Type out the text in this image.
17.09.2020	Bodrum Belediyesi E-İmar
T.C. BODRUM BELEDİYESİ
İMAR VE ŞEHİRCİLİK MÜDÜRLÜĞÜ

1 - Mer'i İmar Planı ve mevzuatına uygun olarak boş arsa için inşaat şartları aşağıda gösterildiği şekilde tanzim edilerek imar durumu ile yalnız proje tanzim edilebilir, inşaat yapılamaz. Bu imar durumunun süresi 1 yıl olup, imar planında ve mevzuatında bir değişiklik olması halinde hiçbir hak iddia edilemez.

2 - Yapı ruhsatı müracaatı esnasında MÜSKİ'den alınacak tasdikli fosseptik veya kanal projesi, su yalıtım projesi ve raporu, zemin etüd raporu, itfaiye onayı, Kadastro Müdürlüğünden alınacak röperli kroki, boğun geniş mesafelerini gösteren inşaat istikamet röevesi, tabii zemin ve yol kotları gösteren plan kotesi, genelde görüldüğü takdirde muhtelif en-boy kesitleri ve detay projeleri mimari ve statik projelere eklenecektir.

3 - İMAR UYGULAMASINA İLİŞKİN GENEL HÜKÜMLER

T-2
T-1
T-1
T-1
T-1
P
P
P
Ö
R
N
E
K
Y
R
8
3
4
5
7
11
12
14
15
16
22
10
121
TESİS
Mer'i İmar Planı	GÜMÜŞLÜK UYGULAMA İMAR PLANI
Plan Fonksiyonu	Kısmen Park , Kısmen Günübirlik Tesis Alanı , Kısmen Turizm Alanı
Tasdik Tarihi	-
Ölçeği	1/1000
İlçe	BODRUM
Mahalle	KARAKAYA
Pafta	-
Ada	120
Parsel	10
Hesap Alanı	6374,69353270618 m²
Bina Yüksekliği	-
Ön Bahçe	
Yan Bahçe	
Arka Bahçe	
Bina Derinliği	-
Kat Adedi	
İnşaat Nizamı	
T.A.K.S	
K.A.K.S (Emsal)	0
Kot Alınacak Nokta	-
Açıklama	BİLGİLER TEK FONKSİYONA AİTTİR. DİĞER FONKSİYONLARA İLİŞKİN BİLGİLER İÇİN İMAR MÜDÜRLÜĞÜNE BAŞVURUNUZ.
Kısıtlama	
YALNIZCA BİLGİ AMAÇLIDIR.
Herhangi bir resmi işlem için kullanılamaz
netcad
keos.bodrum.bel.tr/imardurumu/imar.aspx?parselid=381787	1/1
◆ ◆ ◆ ◆ ◆
=== The exercise ===
Determine the number of lines in the data that contain "İLİŞKİN" as a word or string, and state only that number.

=== Response for this exercise ===
2